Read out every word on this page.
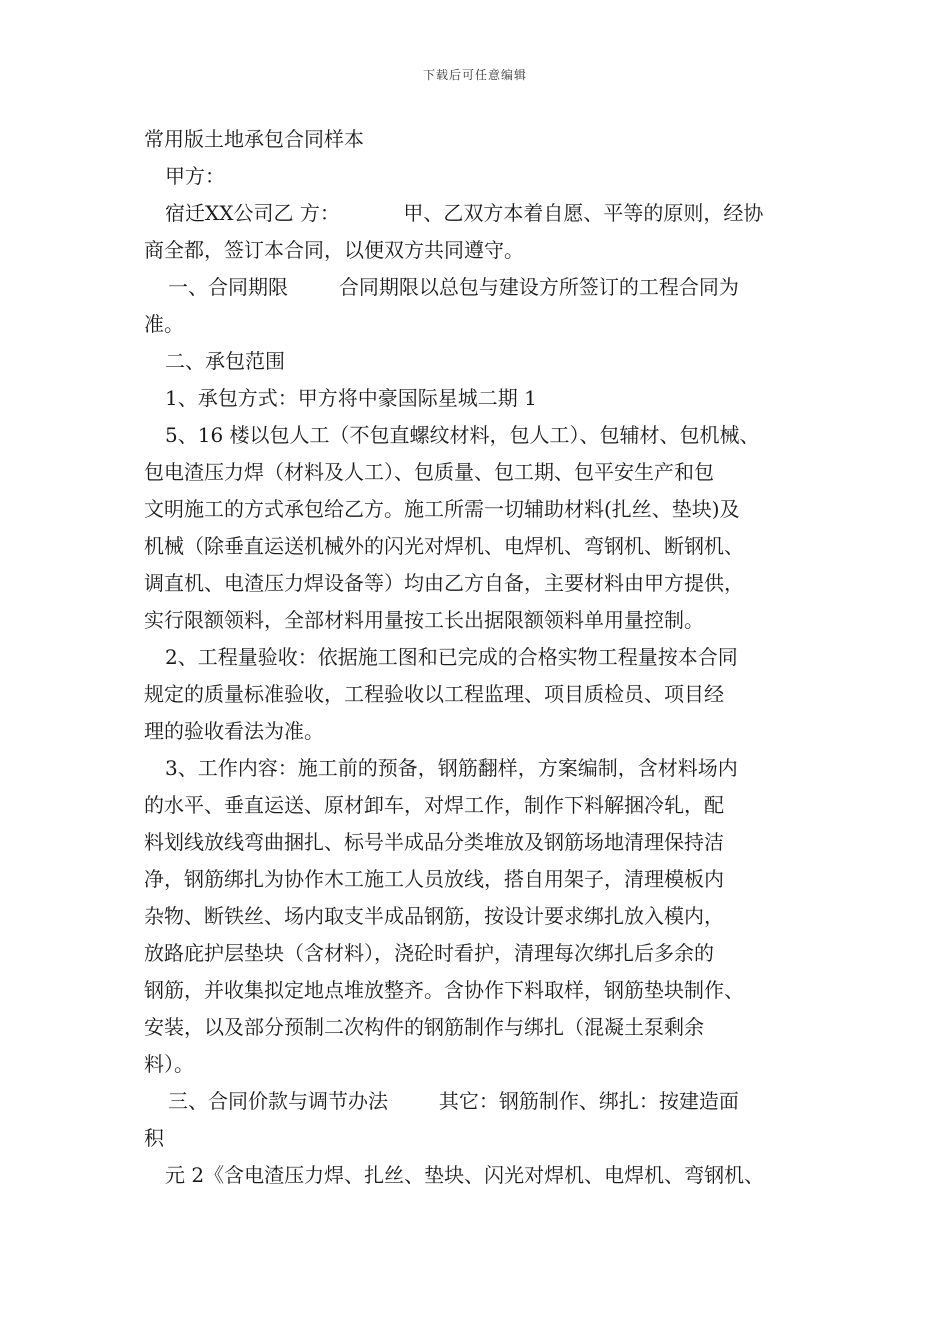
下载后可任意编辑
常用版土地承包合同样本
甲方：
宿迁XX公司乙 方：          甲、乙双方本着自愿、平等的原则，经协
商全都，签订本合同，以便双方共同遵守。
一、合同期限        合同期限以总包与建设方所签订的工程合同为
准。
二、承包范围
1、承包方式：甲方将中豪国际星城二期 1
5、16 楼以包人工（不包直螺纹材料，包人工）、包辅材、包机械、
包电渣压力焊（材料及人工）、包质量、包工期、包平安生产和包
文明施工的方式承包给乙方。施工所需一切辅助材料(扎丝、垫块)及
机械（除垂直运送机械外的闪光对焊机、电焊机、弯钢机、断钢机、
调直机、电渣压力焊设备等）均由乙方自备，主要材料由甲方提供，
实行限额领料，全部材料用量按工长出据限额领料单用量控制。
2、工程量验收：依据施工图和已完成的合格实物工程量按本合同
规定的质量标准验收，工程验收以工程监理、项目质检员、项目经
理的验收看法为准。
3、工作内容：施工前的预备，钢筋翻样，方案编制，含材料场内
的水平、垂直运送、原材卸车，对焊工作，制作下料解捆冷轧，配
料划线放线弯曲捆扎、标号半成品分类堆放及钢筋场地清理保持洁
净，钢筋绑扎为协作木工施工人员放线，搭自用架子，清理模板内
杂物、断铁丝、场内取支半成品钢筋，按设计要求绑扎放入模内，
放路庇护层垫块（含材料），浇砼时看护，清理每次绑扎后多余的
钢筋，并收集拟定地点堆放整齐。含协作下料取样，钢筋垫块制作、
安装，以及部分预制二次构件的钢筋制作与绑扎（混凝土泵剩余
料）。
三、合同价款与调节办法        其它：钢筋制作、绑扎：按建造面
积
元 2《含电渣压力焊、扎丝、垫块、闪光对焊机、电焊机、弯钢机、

* Set problem *
Images must not appear in the copy; reproduce everything else in the records verbatim.

* Expected answer *
Read out every word on this page.
下载后可任意编辑
常用版土地承包合同样本
甲方：
宿迁XX公司乙 方：          甲、乙双方本着自愿、平等的原则，经协
商全都，签订本合同，以便双方共同遵守。
一、合同期限        合同期限以总包与建设方所签订的工程合同为
准。
二、承包范围
1、承包方式：甲方将中豪国际星城二期 1
5、16 楼以包人工（不包直螺纹材料，包人工）、包辅材、包机械、
包电渣压力焊（材料及人工）、包质量、包工期、包平安生产和包
文明施工的方式承包给乙方。施工所需一切辅助材料(扎丝、垫块)及
机械（除垂直运送机械外的闪光对焊机、电焊机、弯钢机、断钢机、
调直机、电渣压力焊设备等）均由乙方自备，主要材料由甲方提供，
实行限额领料，全部材料用量按工长出据限额领料单用量控制。
2、工程量验收：依据施工图和已完成的合格实物工程量按本合同
规定的质量标准验收，工程验收以工程监理、项目质检员、项目经
理的验收看法为准。
3、工作内容：施工前的预备，钢筋翻样，方案编制，含材料场内
的水平、垂直运送、原材卸车，对焊工作，制作下料解捆冷轧，配
料划线放线弯曲捆扎、标号半成品分类堆放及钢筋场地清理保持洁
净，钢筋绑扎为协作木工施工人员放线，搭自用架子，清理模板内
杂物、断铁丝、场内取支半成品钢筋，按设计要求绑扎放入模内，
放路庇护层垫块（含材料），浇砼时看护，清理每次绑扎后多余的
钢筋，并收集拟定地点堆放整齐。含协作下料取样，钢筋垫块制作、
安装，以及部分预制二次构件的钢筋制作与绑扎（混凝土泵剩余
料）。
三、合同价款与调节办法        其它：钢筋制作、绑扎：按建造面
积
元 2《含电渣压力焊、扎丝、垫块、闪光对焊机、电焊机、弯钢机、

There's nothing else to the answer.